**Excerpted passage**:
------------------------------
Thanks for reading, I’m not sure that’s really the positive post I promised last week!

Please note that the factory will be closed on Friday afternoon from around 3:30pm as the Olympic torch is coming past 🙂

Tampering with marquees in your absence

Wednesday, July 11th, 2012

Once you’ve put a marquee up you leave the site and generally don’t return until you’re taking down the marquee. That’s often several days that customers or more likely friends of customers can look at the marquee and see how they think it could be improved.

There’s lots of talk on the marquee forum about what can happen in your absence with people (perfectly innocently) tampering with a marquee and creating a lot of problems.

In a similar vein to advice I received from an electrician friend a little knowledge can sometimes be a dangerous thing. Someone who is scared of doing anything to your marquee isn’t someone to worry about (though I once had a call asking if they could undo a zip. That would be the zipped entrance..). The likely (again perfectly innocent) culprit is going to be the hands-on bit of an amateur DIY-er who will happily volunteer to removed some sides to the marquee not appreciating that not doing the fixings back up afterwards might risk damaging the roof. Or some perfectly useless looking metal struts could be removed to allow access in one corner of a marquee.

So what can you do to prevent this occurring?

Not a lot, but you can minimise it by:

  • Making one person accountable for the marquee in your absence – particularly vital if you are dealing with a company rather than private customer
  • Have a form for a customer to sign stating that they have been shown what they can and cannot do with the marquee (make sure they have a copy to keep). Indeed having a ‘user-guide’ to leave with the marquee is a great idea (feel free to open windows but ensure they are closed again in high winds or overnight etc)
  • If metalwork is within easy reach then have all bolts slightly more than finger tight. This will stop children playing with them but might not stop their Dad with that shiny set of Black & Decker spanners he got for Xmas!
  • You can put stickers over the framework (and electrics) of the marquee stating ‘please do not tamper with this’, personally I’m not convinced by this.

99% of customers are very reasonable and wouldn’t dare do anything that might harm your marquee or endanger the people inside, as with a lot of things you have to take as many precautions as possible to prevent that remaining 1%. Informing customers of the painfully obvious do’s, don’t’s and liabilities is an unfortunate necessary, preferably with a paper trail proving such.

Thanks for reading. Bit of a negative post this week wasn’t it? I’ll try and post a cheerier one next time!

Spencer

Getting stuck on site

Tuesday, July 3rd, 2012

The most common cause of customers falling out with a supplier is getting stuck on site and ruining their grass. I’m hearing lots of stories along these lines with the recent poor weather so it’s not just restricted to Winter.

This really comes down to planning beforehand – driving on wet grass is always going to be risky with vehicles (vans & lorries) that are not renowned for their off-roading abilities.
------------------------------
**Tasks to perform**:
a - Say whether each statement agrees with the marquee blog excerpt, answering yes or no and quoting the deciding words. (i) The author recommends leaving bolts within easy reach a little tighter than finger tight. (ii) The author is confident that "please do not tamper" stickers are effective. (iii) The factory is to close on Friday afternoon because the Olympic torch is passing.
b - Reproduce word for word the stretch of the marquee blog excerpt from "Not a lot, but" through "got for Xmas!".

(Page layout parsing data)
------------------------------
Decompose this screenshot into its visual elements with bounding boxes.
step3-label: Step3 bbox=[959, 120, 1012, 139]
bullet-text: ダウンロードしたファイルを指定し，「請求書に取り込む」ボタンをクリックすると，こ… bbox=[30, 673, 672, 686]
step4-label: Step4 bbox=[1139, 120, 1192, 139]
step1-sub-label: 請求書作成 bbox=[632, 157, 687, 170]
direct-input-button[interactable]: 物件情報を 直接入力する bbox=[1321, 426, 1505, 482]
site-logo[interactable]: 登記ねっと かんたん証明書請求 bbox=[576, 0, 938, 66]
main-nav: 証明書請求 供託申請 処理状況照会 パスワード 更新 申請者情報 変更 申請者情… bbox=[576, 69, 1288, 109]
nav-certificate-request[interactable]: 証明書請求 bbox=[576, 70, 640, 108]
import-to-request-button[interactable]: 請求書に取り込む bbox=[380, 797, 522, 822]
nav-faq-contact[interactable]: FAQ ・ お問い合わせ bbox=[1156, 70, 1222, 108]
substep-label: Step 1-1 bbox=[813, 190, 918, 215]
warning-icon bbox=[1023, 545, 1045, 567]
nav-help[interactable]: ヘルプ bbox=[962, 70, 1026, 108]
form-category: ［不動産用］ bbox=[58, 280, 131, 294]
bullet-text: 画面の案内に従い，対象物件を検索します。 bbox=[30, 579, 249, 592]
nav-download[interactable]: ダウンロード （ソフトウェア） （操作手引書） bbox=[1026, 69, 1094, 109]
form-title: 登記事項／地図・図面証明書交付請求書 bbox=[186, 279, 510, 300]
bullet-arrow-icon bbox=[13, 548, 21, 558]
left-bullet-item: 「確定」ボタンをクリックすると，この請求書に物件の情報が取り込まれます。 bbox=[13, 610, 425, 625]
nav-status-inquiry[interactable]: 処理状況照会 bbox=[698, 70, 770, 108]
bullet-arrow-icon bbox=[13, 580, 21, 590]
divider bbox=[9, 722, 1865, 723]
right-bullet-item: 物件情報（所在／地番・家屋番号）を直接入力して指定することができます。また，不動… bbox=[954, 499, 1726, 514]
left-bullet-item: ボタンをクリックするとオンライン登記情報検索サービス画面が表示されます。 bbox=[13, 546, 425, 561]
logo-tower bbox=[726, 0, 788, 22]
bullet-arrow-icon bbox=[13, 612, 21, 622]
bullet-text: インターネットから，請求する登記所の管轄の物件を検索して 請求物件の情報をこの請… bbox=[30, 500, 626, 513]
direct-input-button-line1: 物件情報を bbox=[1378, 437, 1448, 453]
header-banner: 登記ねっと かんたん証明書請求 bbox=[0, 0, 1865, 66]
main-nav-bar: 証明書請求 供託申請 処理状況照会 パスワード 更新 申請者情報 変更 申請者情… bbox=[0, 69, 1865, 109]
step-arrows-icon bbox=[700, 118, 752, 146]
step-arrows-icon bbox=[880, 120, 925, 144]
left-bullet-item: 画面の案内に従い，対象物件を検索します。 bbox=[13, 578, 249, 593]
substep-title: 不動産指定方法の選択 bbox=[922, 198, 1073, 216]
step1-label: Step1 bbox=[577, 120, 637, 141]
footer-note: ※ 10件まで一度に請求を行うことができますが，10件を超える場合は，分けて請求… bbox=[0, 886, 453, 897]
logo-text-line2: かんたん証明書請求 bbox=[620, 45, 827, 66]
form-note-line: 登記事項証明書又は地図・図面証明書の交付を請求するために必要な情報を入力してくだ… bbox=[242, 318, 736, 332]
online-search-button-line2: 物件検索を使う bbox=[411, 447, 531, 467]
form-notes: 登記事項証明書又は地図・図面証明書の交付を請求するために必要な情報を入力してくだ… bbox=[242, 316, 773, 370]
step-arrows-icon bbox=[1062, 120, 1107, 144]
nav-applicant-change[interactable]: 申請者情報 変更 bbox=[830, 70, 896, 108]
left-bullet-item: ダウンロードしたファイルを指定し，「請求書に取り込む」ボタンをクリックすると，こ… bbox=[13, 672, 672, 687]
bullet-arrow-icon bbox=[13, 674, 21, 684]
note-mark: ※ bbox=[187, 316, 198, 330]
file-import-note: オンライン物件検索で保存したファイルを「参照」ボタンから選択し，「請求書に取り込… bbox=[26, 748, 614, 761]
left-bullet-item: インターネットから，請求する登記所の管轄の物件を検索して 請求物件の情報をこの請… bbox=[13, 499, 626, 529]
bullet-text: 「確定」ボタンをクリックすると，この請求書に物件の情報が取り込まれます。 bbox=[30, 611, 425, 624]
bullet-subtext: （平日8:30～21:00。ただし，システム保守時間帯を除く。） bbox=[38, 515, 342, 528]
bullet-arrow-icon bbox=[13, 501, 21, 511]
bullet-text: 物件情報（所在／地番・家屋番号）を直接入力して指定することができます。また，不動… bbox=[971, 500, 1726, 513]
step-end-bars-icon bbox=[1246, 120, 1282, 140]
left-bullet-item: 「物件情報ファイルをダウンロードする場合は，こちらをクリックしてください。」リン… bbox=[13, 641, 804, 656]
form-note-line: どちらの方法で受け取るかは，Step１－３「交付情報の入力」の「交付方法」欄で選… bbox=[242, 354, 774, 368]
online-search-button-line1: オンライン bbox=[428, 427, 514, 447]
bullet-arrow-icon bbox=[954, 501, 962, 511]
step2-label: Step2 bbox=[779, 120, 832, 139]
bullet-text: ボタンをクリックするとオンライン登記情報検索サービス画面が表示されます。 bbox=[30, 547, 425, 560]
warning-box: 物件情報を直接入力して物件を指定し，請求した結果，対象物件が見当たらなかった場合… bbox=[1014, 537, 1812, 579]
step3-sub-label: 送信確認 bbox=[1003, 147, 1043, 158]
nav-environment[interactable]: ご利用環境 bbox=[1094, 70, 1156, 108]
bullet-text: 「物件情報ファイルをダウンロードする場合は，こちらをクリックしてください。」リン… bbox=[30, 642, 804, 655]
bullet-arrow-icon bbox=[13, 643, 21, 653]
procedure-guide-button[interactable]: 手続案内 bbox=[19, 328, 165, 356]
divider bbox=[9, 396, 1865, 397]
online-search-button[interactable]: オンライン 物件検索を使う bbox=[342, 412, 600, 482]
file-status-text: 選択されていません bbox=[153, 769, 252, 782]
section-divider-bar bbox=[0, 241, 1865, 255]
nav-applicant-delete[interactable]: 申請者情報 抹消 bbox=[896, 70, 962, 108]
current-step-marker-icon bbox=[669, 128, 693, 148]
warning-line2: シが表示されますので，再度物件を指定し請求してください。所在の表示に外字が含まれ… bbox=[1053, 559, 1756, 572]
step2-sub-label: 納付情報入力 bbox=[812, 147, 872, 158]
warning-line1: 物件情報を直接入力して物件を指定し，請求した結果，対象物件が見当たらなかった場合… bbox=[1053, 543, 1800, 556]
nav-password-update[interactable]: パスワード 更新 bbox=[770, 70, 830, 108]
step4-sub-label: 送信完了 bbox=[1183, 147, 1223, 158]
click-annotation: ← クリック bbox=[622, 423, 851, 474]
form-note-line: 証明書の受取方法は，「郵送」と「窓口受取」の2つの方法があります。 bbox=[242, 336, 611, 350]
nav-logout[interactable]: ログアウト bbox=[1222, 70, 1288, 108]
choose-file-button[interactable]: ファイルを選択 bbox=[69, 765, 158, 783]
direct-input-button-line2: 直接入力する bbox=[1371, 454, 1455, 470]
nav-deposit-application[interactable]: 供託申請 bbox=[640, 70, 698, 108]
------------------------------
**Answers**:
a -
(i) Yes: "If metalwork is within easy reach then have all bolts slightly more than finger tight."
(ii) No: "personally I’m not convinced by this."
(iii) Yes: "the factory will be closed on Friday afternoon from around 3:30pm as the Olympic torch is coming past"

b -
Not a lot, but you can minimise it by:

  • Making one person accountable for the marquee in your absence – particularly vital if you are dealing with a company rather than private customer
  • Have a form for a customer to sign stating that they have been shown what they can and cannot do with the marquee (make sure they have a copy to keep). Indeed having a ‘user-guide’ to leave with the marquee is a great idea (feel free to open windows but ensure they are closed again in high winds or overnight etc)
  • If metalwork is within easy reach then have all bolts slightly more than finger tight. This will stop children playing with them but might not stop their Dad with that shiny set of Black & Decker spanners he got for Xmas!